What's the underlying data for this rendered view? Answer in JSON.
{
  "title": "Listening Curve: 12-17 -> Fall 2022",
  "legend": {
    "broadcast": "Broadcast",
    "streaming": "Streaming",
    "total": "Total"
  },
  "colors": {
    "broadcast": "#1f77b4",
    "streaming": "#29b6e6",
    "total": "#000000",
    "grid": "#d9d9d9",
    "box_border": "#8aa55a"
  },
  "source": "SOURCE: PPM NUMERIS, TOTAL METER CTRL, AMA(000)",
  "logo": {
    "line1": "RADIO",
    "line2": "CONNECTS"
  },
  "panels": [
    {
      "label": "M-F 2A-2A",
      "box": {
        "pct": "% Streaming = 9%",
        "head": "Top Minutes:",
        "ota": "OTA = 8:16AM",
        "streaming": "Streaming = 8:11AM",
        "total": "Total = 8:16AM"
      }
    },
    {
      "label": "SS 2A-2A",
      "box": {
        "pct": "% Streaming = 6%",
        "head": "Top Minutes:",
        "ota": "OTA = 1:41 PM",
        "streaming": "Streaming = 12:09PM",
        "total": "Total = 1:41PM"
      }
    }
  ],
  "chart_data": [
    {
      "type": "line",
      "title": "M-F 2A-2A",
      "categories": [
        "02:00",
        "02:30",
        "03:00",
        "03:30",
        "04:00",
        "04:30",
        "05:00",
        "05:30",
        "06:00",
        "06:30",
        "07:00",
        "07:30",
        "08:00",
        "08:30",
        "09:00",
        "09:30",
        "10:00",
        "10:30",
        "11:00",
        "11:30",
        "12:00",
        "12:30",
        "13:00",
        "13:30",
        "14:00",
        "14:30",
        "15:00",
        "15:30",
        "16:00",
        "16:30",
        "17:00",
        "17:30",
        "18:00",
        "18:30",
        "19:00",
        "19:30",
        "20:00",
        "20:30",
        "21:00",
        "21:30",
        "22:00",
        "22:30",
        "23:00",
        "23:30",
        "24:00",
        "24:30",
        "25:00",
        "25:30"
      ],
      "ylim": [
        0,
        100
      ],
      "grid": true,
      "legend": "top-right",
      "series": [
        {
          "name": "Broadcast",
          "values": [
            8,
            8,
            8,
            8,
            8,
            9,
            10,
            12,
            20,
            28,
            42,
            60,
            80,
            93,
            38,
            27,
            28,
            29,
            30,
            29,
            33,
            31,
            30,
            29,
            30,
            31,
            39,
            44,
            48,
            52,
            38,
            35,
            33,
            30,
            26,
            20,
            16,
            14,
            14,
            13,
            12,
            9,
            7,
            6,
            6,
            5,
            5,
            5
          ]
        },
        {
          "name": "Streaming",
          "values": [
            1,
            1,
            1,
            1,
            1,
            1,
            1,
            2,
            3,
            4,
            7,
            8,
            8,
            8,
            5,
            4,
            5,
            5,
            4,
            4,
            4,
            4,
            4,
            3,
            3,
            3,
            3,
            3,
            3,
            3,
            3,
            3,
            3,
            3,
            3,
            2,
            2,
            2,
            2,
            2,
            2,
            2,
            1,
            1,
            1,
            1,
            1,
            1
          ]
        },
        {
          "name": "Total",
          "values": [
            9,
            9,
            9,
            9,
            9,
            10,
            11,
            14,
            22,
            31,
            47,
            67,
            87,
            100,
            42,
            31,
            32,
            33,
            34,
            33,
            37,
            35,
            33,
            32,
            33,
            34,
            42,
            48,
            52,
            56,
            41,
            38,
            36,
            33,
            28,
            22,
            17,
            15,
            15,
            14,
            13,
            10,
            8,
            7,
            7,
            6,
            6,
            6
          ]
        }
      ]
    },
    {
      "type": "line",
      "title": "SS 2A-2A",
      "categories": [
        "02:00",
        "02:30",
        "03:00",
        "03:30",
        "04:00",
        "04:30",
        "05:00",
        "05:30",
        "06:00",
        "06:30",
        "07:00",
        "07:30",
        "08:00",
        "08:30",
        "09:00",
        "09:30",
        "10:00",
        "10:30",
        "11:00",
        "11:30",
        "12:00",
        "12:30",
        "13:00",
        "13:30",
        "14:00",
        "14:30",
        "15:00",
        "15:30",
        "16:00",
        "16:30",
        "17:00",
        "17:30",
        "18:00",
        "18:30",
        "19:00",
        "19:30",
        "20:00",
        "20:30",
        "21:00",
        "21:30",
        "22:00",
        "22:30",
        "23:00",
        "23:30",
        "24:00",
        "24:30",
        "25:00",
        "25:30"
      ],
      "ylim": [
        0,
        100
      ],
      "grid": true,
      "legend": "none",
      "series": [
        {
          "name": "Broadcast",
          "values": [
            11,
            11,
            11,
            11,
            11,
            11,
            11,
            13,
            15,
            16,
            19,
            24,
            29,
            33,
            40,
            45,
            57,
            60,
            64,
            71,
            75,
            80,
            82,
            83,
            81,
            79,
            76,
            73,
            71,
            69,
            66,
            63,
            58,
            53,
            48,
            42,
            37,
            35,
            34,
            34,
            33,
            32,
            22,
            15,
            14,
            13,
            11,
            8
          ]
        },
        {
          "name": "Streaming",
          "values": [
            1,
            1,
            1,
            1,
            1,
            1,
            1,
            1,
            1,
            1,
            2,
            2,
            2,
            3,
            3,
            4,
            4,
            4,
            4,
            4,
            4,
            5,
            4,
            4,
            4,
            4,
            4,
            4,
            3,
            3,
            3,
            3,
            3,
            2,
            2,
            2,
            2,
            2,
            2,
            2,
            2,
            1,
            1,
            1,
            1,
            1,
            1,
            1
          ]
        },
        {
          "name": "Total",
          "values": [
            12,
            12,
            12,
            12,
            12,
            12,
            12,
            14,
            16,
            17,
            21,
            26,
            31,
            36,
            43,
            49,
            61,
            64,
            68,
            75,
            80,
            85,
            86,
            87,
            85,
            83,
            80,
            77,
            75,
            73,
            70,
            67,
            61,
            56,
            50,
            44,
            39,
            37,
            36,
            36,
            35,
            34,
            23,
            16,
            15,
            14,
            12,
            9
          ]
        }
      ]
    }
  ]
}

Task objective >> Write every entry out again exactly.

Final result >>
What's the underlying data for this rendered view? Answer in JSON.
{
  "title": "Listening Curve: 12-17 -> Fall 2022",
  "legend": {
    "broadcast": "Broadcast",
    "streaming": "Streaming",
    "total": "Total"
  },
  "colors": {
    "broadcast": "#1f77b4",
    "streaming": "#29b6e6",
    "total": "#000000",
    "grid": "#d9d9d9",
    "box_border": "#8aa55a"
  },
  "source": "SOURCE: PPM NUMERIS, TOTAL METER CTRL, AMA(000)",
  "logo": {
    "line1": "RADIO",
    "line2": "CONNECTS"
  },
  "panels": [
    {
      "label": "M-F 2A-2A",
      "box": {
        "pct": "% Streaming = 9%",
        "head": "Top Minutes:",
        "ota": "OTA = 8:16AM",
        "streaming": "Streaming = 8:11AM",
        "total": "Total = 8:16AM"
      }
    },
    {
      "label": "SS 2A-2A",
      "box": {
        "pct": "% Streaming = 6%",
        "head": "Top Minutes:",
        "ota": "OTA = 1:41 PM",
        "streaming": "Streaming = 12:09PM",
        "total": "Total = 1:41PM"
      }
    }
  ],
  "chart_data": [
    {
      "type": "line",
      "title": "M-F 2A-2A",
      "categories": [
        "02:00",
        "02:30",
        "03:00",
        "03:30",
        "04:00",
        "04:30",
        "05:00",
        "05:30",
        "06:00",
        "06:30",
        "07:00",
        "07:30",
        "08:00",
        "08:30",
        "09:00",
        "09:30",
        "10:00",
        "10:30",
        "11:00",
        "11:30",
        "12:00",
        "12:30",
        "13:00",
        "13:30",
        "14:00",
        "14:30",
        "15:00",
        "15:30",
        "16:00",
        "16:30",
        "17:00",
        "17:30",
        "18:00",
        "18:30",
        "19:00",
        "19:30",
        "20:00",
        "20:30",
        "21:00",
        "21:30",
        "22:00",
        "22:30",
        "23:00",
        "23:30",
        "24:00",
        "24:30",
        "25:00",
        "25:30"
      ],
      "ylim": [
        0,
        100
      ],
      "grid": true,
      "legend": "top-right",
      "series": [
        {
          "name": "Broadcast",
          "values": [
            8,
            8,
            8,
            8,
            8,
            9,
            10,
            12,
            20,
            28,
            42,
            60,
            80,
            93,
            38,
            27,
            28,
            29,
            30,
            29,
            33,
            31,
            30,
            29,
            30,
            31,
            39,
            44,
            48,
            52,
            38,
            35,
            33,
            30,
            26,
            20,
            16,
            14,
            14,
            13,
            12,
            9,
            7,
            6,
            6,
            5,
            5,
            5
          ]
        },
        {
          "name": "Streaming",
          "values": [
            1,
            1,
            1,
            1,
            1,
            1,
            1,
            2,
            3,
            4,
            7,
            8,
            8,
            8,
            5,
            4,
            5,
            5,
            4,
            4,
            4,
            4,
            4,
            3,
            3,
            3,
            3,
            3,
            3,
            3,
            3,
            3,
            3,
            3,
            3,
            2,
            2,
            2,
            2,
            2,
            2,
            2,
            1,
            1,
            1,
            1,
            1,
            1
          ]
        },
        {
          "name": "Total",
          "values": [
            9,
            9,
            9,
            9,
            9,
            10,
            11,
            14,
            22,
            31,
            47,
            67,
            87,
            100,
            42,
            31,
            32,
            33,
            34,
            33,
            37,
            35,
            33,
            32,
            33,
            34,
            42,
            48,
            52,
            56,
            41,
            38,
            36,
            33,
            28,
            22,
            17,
            15,
            15,
            14,
            13,
            10,
            8,
            7,
            7,
            6,
            6,
            6
          ]
        }
      ]
    },
    {
      "type": "line",
      "title": "SS 2A-2A",
      "categories": [
        "02:00",
        "02:30",
        "03:00",
        "03:30",
        "04:00",
        "04:30",
        "05:00",
        "05:30",
        "06:00",
        "06:30",
        "07:00",
        "07:30",
        "08:00",
        "08:30",
        "09:00",
        "09:30",
        "10:00",
        "10:30",
        "11:00",
        "11:30",
        "12:00",
        "12:30",
        "13:00",
        "13:30",
        "14:00",
        "14:30",
        "15:00",
        "15:30",
        "16:00",
        "16:30",
        "17:00",
        "17:30",
        "18:00",
        "18:30",
        "19:00",
        "19:30",
        "20:00",
        "20:30",
        "21:00",
        "21:30",
        "22:00",
        "22:30",
        "23:00",
        "23:30",
        "24:00",
        "24:30",
        "25:00",
        "25:30"
      ],
      "ylim": [
        0,
        100
      ],
      "grid": true,
      "legend": "none",
      "series": [
        {
          "name": "Broadcast",
          "values": [
            11,
            11,
            11,
            11,
            11,
            11,
            11,
            13,
            15,
            16,
            19,
            24,
            29,
            33,
            40,
            45,
            57,
            60,
            64,
            71,
            75,
            80,
            82,
            83,
            81,
            79,
            76,
            73,
            71,
            69,
            66,
            63,
            58,
            53,
            48,
            42,
            37,
            35,
            34,
            34,
            33,
            32,
            22,
            15,
            14,
            13,
            11,
            8
          ]
        },
        {
          "name": "Streaming",
          "values": [
            1,
            1,
            1,
            1,
            1,
            1,
            1,
            1,
            1,
            1,
            2,
            2,
            2,
            3,
            3,
            4,
            4,
            4,
            4,
            4,
            4,
            5,
            4,
            4,
            4,
            4,
            4,
            4,
            3,
            3,
            3,
            3,
            3,
            2,
            2,
            2,
            2,
            2,
            2,
            2,
            2,
            1,
            1,
            1,
            1,
            1,
            1,
            1
          ]
        },
        {
          "name": "Total",
          "values": [
            12,
            12,
            12,
            12,
            12,
            12,
            12,
            14,
            16,
            17,
            21,
            26,
            31,
            36,
            43,
            49,
            61,
            64,
            68,
            75,
            80,
            85,
            86,
            87,
            85,
            83,
            80,
            77,
            75,
            73,
            70,
            67,
            61,
            56,
            50,
            44,
            39,
            37,
            36,
            36,
            35,
            34,
            23,
            16,
            15,
            14,
            12,
            9
          ]
        }
      ]
    }
  ]
}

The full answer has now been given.